■ Stated goal
Reproduce every line of the records below word for word, leaving the pictures out.

## Begin The records

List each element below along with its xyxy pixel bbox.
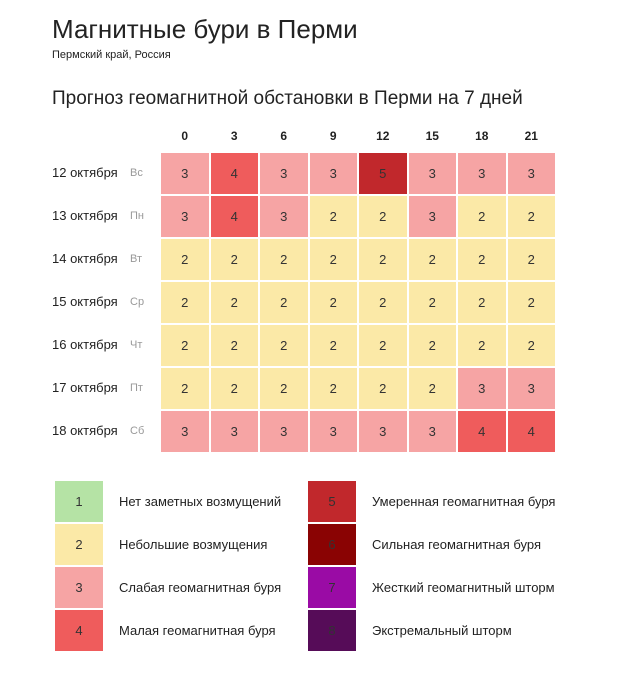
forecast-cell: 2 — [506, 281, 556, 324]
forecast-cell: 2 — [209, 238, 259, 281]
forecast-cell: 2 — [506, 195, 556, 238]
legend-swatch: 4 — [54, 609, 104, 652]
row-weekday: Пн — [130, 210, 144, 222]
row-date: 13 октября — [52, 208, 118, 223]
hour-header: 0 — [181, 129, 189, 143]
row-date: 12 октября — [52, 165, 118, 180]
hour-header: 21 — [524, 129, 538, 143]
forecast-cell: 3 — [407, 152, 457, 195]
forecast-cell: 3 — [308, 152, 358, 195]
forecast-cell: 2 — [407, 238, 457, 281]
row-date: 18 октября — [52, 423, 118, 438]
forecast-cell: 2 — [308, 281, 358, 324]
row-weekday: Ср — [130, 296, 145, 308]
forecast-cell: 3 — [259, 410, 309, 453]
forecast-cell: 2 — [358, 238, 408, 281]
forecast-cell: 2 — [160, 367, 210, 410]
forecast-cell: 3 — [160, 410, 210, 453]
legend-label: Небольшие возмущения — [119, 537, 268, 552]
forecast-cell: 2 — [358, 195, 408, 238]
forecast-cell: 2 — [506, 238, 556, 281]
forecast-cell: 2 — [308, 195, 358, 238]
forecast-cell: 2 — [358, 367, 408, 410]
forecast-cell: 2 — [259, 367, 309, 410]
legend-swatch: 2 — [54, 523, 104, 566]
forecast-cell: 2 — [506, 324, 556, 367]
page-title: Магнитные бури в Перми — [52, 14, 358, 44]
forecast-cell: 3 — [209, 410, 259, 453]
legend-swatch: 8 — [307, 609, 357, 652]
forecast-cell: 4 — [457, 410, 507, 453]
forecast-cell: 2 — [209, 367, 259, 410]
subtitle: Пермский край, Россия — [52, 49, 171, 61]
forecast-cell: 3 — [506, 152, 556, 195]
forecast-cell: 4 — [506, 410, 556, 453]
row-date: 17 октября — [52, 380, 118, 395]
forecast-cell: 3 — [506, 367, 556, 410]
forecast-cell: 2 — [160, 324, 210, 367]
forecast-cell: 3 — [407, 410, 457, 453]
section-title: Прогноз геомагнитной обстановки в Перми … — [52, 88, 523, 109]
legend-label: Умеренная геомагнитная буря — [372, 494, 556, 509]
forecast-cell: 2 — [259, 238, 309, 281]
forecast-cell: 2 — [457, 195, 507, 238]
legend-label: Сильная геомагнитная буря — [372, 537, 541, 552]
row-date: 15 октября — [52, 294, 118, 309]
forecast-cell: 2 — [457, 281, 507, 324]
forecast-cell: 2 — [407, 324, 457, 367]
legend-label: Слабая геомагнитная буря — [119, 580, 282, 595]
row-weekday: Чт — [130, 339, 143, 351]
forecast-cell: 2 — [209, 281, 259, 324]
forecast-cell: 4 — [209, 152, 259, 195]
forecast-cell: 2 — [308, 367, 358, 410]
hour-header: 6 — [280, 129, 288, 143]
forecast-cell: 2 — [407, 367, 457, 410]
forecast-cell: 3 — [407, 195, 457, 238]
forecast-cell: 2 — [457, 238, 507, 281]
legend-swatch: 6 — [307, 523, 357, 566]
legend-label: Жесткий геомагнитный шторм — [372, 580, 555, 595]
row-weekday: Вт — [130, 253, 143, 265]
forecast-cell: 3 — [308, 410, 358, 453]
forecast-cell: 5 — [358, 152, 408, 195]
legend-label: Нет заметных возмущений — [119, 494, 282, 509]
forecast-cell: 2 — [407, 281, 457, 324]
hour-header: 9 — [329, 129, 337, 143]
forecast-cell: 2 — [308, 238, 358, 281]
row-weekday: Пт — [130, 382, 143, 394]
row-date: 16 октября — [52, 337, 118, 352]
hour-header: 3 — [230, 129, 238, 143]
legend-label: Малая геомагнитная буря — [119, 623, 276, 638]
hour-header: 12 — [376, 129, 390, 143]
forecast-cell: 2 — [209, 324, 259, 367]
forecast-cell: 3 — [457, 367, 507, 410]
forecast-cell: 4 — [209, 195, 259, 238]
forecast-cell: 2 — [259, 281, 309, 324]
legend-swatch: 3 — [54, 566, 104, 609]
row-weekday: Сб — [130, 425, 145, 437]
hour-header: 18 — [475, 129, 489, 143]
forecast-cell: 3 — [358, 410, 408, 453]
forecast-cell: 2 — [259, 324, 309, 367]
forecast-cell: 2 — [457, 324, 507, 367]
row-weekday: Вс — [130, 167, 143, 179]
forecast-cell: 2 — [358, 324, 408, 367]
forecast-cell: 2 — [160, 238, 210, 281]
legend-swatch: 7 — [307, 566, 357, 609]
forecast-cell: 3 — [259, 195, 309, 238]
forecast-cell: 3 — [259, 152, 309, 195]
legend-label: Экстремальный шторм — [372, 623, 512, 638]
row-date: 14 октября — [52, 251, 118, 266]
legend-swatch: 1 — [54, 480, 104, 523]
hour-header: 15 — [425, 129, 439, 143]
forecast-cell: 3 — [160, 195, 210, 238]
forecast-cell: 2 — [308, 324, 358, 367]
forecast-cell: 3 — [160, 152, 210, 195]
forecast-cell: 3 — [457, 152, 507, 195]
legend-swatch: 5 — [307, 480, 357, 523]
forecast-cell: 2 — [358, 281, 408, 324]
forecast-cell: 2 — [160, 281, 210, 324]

## End The records

■ Task result
List each element below along with its xyxy pixel bbox.
forecast-cell: 2 — [506, 281, 556, 324]
forecast-cell: 2 — [209, 238, 259, 281]
forecast-cell: 2 — [506, 195, 556, 238]
legend-swatch: 4 — [54, 609, 104, 652]
row-weekday: Пн — [130, 210, 144, 222]
row-date: 13 октября — [52, 208, 118, 223]
hour-header: 0 — [181, 129, 189, 143]
row-date: 12 октября — [52, 165, 118, 180]
hour-header: 21 — [524, 129, 538, 143]
forecast-cell: 3 — [407, 152, 457, 195]
forecast-cell: 3 — [308, 152, 358, 195]
forecast-cell: 2 — [407, 238, 457, 281]
row-date: 18 октября — [52, 423, 118, 438]
forecast-cell: 2 — [308, 281, 358, 324]
row-weekday: Ср — [130, 296, 145, 308]
forecast-cell: 3 — [259, 410, 309, 453]
forecast-cell: 2 — [358, 238, 408, 281]
forecast-cell: 2 — [160, 367, 210, 410]
forecast-cell: 3 — [160, 410, 210, 453]
legend-label: Небольшие возмущения — [119, 537, 268, 552]
forecast-cell: 2 — [358, 195, 408, 238]
forecast-cell: 2 — [506, 238, 556, 281]
forecast-cell: 2 — [308, 195, 358, 238]
forecast-cell: 2 — [358, 367, 408, 410]
forecast-cell: 2 — [259, 367, 309, 410]
legend-swatch: 2 — [54, 523, 104, 566]
forecast-cell: 2 — [506, 324, 556, 367]
page-title: Магнитные бури в Перми — [52, 14, 358, 44]
forecast-cell: 3 — [209, 410, 259, 453]
legend-swatch: 8 — [307, 609, 357, 652]
forecast-cell: 4 — [457, 410, 507, 453]
forecast-cell: 2 — [209, 367, 259, 410]
subtitle: Пермский край, Россия — [52, 49, 171, 61]
forecast-cell: 3 — [506, 152, 556, 195]
forecast-cell: 4 — [506, 410, 556, 453]
row-date: 17 октября — [52, 380, 118, 395]
forecast-cell: 3 — [506, 367, 556, 410]
forecast-cell: 2 — [160, 324, 210, 367]
forecast-cell: 3 — [407, 410, 457, 453]
section-title: Прогноз геомагнитной обстановки в Перми … — [52, 88, 523, 109]
legend-label: Умеренная геомагнитная буря — [372, 494, 556, 509]
forecast-cell: 2 — [259, 238, 309, 281]
forecast-cell: 2 — [457, 195, 507, 238]
legend-label: Сильная геомагнитная буря — [372, 537, 541, 552]
row-date: 15 октября — [52, 294, 118, 309]
forecast-cell: 2 — [457, 281, 507, 324]
forecast-cell: 2 — [407, 324, 457, 367]
legend-label: Слабая геомагнитная буря — [119, 580, 282, 595]
row-weekday: Чт — [130, 339, 143, 351]
forecast-cell: 2 — [209, 281, 259, 324]
forecast-cell: 4 — [209, 152, 259, 195]
forecast-cell: 2 — [308, 367, 358, 410]
hour-header: 6 — [280, 129, 288, 143]
forecast-cell: 2 — [407, 367, 457, 410]
forecast-cell: 3 — [407, 195, 457, 238]
forecast-cell: 2 — [457, 238, 507, 281]
legend-swatch: 6 — [307, 523, 357, 566]
legend-label: Жесткий геомагнитный шторм — [372, 580, 555, 595]
row-weekday: Вт — [130, 253, 143, 265]
forecast-cell: 3 — [308, 410, 358, 453]
forecast-cell: 5 — [358, 152, 408, 195]
legend-label: Нет заметных возмущений — [119, 494, 282, 509]
forecast-cell: 2 — [407, 281, 457, 324]
hour-header: 9 — [329, 129, 337, 143]
forecast-cell: 2 — [308, 238, 358, 281]
row-weekday: Пт — [130, 382, 143, 394]
row-date: 16 октября — [52, 337, 118, 352]
hour-header: 3 — [230, 129, 238, 143]
legend-label: Малая геомагнитная буря — [119, 623, 276, 638]
hour-header: 12 — [376, 129, 390, 143]
forecast-cell: 2 — [209, 324, 259, 367]
forecast-cell: 3 — [457, 367, 507, 410]
forecast-cell: 4 — [209, 195, 259, 238]
forecast-cell: 2 — [259, 281, 309, 324]
legend-swatch: 3 — [54, 566, 104, 609]
row-weekday: Сб — [130, 425, 145, 437]
hour-header: 18 — [475, 129, 489, 143]
forecast-cell: 3 — [358, 410, 408, 453]
forecast-cell: 2 — [259, 324, 309, 367]
forecast-cell: 2 — [457, 324, 507, 367]
row-weekday: Вс — [130, 167, 143, 179]
forecast-cell: 2 — [358, 324, 408, 367]
forecast-cell: 2 — [160, 238, 210, 281]
legend-swatch: 7 — [307, 566, 357, 609]
forecast-cell: 3 — [259, 195, 309, 238]
forecast-cell: 3 — [259, 152, 309, 195]
legend-label: Экстремальный шторм — [372, 623, 512, 638]
row-date: 14 октября — [52, 251, 118, 266]
legend-swatch: 1 — [54, 480, 104, 523]
hour-header: 15 — [425, 129, 439, 143]
forecast-cell: 3 — [160, 195, 210, 238]
forecast-cell: 2 — [308, 324, 358, 367]
forecast-cell: 3 — [160, 152, 210, 195]
forecast-cell: 3 — [457, 152, 507, 195]
legend-swatch: 5 — [307, 480, 357, 523]
forecast-cell: 2 — [358, 281, 408, 324]
forecast-cell: 2 — [160, 281, 210, 324]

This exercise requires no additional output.